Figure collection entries

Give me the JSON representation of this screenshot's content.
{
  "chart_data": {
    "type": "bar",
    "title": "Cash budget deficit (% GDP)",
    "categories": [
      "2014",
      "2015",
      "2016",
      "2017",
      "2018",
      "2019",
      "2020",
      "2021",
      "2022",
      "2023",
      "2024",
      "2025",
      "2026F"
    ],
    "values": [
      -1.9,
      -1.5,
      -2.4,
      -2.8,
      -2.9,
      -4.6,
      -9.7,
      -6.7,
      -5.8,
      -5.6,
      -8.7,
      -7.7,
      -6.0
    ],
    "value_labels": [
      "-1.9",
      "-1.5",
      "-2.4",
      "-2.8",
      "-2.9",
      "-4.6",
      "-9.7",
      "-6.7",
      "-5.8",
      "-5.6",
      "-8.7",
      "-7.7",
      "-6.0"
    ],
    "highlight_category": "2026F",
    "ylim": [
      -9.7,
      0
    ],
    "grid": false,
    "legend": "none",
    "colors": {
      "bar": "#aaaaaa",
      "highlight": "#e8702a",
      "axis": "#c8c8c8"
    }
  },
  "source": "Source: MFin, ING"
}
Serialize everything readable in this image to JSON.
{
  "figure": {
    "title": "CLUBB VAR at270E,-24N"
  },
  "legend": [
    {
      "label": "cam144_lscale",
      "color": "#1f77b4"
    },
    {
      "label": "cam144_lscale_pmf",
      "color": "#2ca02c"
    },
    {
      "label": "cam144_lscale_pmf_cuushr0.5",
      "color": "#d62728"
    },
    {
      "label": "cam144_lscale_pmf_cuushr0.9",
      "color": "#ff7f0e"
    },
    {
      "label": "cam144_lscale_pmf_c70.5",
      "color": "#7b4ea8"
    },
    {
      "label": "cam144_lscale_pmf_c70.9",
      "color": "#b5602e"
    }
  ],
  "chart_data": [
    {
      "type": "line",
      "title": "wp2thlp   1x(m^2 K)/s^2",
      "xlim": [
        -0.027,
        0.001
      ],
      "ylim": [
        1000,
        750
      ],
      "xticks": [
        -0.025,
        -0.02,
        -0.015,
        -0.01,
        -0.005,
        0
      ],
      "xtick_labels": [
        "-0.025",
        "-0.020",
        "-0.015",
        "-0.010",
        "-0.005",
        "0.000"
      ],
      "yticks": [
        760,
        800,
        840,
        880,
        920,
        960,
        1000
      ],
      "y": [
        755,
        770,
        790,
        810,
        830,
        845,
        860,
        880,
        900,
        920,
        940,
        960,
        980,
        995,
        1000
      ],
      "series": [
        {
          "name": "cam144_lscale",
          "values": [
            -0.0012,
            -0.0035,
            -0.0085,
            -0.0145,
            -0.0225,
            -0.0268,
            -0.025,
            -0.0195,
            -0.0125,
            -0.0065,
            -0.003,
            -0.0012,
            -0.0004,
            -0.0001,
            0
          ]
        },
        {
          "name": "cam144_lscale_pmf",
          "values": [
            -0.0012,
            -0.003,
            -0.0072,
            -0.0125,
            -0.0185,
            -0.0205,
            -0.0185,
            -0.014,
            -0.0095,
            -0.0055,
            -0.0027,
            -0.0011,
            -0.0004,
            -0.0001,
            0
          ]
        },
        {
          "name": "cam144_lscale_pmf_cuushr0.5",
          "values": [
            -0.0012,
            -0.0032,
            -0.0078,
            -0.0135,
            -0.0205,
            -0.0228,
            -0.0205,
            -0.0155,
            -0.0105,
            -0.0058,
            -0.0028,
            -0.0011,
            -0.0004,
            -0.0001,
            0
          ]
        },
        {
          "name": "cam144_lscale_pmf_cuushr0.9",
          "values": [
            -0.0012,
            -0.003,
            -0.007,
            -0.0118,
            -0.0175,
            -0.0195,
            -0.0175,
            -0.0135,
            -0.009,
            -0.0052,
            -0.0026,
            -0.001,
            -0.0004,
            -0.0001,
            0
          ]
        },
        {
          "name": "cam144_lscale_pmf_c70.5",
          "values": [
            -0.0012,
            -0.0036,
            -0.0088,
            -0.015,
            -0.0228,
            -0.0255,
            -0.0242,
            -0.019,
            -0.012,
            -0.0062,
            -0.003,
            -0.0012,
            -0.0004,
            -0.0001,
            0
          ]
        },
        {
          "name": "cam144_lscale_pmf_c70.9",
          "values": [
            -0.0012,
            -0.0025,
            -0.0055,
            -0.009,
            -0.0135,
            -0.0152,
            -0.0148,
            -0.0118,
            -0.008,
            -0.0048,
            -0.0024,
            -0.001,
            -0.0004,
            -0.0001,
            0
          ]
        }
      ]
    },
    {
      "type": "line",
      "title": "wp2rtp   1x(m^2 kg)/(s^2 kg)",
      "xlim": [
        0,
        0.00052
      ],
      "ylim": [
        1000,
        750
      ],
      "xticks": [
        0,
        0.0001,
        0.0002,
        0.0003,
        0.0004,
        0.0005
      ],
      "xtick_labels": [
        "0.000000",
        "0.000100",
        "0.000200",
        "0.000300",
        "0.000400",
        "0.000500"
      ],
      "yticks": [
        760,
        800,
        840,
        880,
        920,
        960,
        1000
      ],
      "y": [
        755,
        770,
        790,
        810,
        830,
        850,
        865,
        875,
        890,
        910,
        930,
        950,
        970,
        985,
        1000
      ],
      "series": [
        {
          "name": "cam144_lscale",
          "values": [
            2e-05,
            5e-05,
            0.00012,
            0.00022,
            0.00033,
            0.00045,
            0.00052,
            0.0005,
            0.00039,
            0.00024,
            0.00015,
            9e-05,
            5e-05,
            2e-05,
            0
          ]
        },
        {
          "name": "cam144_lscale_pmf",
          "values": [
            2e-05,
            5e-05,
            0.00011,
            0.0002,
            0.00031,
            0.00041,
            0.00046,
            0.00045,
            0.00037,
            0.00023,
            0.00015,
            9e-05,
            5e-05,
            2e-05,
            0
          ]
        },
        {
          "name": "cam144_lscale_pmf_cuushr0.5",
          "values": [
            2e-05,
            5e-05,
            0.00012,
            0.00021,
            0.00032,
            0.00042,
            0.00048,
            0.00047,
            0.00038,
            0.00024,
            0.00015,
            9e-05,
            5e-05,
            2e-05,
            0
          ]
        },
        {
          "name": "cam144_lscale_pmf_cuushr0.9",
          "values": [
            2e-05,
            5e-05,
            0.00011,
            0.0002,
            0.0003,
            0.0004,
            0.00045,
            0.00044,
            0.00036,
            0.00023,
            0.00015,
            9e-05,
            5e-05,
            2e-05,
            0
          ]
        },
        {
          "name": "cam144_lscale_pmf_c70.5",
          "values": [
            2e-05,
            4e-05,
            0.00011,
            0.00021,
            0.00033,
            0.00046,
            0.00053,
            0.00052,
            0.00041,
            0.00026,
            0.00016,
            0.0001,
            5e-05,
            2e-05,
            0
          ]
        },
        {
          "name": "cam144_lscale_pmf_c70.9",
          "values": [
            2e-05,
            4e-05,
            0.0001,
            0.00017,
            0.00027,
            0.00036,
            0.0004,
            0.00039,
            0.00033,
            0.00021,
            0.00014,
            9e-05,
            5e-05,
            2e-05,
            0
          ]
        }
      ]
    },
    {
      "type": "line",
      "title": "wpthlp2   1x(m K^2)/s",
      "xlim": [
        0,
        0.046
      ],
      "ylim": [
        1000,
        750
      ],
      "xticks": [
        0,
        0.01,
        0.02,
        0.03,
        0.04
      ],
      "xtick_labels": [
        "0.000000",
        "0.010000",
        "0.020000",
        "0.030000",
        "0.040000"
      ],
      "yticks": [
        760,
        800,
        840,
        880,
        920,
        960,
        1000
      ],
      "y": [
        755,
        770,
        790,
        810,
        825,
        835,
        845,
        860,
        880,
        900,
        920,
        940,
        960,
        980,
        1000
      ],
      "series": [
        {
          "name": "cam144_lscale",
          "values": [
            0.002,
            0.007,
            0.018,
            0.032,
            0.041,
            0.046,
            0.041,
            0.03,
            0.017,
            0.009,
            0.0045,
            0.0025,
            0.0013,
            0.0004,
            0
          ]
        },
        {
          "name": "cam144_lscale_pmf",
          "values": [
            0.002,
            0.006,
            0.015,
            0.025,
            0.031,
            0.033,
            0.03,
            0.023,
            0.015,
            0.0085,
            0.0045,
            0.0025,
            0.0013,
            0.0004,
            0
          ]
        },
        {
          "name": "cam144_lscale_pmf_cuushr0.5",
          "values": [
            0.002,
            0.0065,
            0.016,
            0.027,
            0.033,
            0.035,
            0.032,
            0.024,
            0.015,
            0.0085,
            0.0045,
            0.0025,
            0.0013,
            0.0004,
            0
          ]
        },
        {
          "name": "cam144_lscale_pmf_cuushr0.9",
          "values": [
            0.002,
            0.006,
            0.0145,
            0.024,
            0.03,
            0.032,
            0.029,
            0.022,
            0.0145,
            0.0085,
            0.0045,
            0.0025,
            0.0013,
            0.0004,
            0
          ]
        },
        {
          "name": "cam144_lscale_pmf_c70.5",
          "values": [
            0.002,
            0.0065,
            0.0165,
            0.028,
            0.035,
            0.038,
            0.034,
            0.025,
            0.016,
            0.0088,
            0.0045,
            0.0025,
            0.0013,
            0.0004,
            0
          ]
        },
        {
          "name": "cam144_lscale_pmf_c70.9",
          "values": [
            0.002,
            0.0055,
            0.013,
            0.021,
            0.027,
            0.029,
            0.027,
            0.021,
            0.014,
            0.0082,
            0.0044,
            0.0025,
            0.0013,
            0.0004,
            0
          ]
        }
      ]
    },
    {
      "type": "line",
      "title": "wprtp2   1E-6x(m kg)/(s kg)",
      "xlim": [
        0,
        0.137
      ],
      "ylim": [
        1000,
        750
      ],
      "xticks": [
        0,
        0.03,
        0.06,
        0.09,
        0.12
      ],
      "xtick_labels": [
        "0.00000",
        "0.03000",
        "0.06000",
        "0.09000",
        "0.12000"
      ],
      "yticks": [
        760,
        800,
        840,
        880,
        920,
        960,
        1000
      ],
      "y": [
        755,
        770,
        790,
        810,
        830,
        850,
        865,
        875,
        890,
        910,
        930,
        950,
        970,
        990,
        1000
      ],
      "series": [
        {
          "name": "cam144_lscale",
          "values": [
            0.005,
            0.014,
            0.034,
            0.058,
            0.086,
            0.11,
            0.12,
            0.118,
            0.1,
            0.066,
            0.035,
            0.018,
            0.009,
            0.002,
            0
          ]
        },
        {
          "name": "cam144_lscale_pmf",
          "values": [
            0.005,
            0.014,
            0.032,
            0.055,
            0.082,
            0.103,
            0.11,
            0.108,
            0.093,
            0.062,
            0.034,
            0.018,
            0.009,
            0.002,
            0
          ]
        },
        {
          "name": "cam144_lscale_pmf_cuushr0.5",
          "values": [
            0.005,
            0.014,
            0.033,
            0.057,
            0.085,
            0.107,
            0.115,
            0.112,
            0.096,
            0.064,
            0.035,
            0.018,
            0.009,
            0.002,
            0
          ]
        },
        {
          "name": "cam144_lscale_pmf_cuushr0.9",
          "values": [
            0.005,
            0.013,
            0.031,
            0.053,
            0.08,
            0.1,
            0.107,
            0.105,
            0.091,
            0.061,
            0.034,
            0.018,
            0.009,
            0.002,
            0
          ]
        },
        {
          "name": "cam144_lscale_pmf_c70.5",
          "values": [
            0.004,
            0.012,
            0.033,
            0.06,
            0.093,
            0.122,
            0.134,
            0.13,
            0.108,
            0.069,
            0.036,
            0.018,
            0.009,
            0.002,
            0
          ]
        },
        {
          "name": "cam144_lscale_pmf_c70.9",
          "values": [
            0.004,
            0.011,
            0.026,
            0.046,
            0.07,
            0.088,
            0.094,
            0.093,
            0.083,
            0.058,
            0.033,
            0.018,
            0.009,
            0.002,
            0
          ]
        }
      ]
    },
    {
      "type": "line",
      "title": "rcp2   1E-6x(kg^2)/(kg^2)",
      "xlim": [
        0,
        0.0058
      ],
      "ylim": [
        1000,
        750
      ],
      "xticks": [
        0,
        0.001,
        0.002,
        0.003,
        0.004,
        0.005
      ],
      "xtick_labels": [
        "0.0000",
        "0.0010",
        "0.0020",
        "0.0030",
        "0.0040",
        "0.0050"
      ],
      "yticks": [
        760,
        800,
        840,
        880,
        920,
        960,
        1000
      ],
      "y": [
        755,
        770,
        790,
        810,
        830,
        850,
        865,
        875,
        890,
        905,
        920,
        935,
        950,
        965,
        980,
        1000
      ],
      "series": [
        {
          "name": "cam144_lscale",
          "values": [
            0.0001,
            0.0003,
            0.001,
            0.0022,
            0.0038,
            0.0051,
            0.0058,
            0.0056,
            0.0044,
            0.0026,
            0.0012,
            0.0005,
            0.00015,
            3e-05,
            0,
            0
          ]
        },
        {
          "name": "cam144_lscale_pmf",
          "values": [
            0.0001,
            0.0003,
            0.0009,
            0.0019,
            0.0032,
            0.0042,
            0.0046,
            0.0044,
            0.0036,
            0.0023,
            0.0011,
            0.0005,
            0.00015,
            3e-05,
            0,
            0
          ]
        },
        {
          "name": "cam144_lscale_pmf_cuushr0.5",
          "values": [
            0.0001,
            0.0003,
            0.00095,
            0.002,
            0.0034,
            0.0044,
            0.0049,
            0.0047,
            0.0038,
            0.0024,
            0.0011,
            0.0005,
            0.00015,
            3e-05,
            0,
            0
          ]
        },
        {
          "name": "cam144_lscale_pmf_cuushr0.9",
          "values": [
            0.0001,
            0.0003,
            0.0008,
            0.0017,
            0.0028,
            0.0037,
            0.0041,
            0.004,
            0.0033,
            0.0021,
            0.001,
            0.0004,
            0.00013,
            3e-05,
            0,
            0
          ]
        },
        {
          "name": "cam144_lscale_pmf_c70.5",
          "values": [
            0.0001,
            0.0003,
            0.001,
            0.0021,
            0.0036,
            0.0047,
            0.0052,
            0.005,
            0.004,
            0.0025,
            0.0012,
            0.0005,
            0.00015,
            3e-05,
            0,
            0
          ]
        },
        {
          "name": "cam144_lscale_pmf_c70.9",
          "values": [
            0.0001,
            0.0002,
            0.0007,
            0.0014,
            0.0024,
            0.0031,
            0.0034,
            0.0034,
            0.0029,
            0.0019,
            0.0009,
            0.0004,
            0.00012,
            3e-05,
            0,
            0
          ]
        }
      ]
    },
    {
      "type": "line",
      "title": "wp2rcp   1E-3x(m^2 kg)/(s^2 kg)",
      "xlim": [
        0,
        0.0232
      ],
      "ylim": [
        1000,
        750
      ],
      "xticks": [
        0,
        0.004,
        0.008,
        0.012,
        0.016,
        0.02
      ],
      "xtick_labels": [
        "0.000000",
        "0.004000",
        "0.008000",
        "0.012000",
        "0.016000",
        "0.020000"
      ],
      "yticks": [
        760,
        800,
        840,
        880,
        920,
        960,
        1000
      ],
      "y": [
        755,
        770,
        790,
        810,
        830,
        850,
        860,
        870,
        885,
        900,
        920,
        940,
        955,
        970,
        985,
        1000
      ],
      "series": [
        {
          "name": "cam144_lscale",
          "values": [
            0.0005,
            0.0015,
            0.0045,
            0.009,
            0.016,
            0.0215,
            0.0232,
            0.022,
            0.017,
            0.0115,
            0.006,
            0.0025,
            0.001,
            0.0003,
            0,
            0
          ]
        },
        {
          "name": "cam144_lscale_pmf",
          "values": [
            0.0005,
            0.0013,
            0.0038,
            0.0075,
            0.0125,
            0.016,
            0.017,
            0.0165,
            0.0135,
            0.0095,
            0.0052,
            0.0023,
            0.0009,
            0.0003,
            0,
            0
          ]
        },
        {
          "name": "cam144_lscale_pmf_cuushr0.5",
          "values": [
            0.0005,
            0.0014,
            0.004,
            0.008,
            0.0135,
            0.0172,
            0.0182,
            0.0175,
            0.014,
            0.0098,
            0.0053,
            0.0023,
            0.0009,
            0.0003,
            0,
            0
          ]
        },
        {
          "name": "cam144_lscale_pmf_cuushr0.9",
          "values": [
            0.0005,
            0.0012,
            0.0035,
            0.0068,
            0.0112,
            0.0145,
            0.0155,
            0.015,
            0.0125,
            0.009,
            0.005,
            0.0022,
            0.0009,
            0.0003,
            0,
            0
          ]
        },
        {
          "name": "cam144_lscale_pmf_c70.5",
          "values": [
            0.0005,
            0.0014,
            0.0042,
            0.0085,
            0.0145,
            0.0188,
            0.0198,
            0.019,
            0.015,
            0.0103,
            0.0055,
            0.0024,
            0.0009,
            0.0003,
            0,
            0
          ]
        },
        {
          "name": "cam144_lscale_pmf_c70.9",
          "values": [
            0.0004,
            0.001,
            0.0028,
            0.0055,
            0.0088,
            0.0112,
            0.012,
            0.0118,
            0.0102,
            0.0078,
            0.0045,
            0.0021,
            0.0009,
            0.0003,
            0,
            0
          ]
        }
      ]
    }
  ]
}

Short task » Give only the number of lines in the records that include the word "title".

Exercise response » 8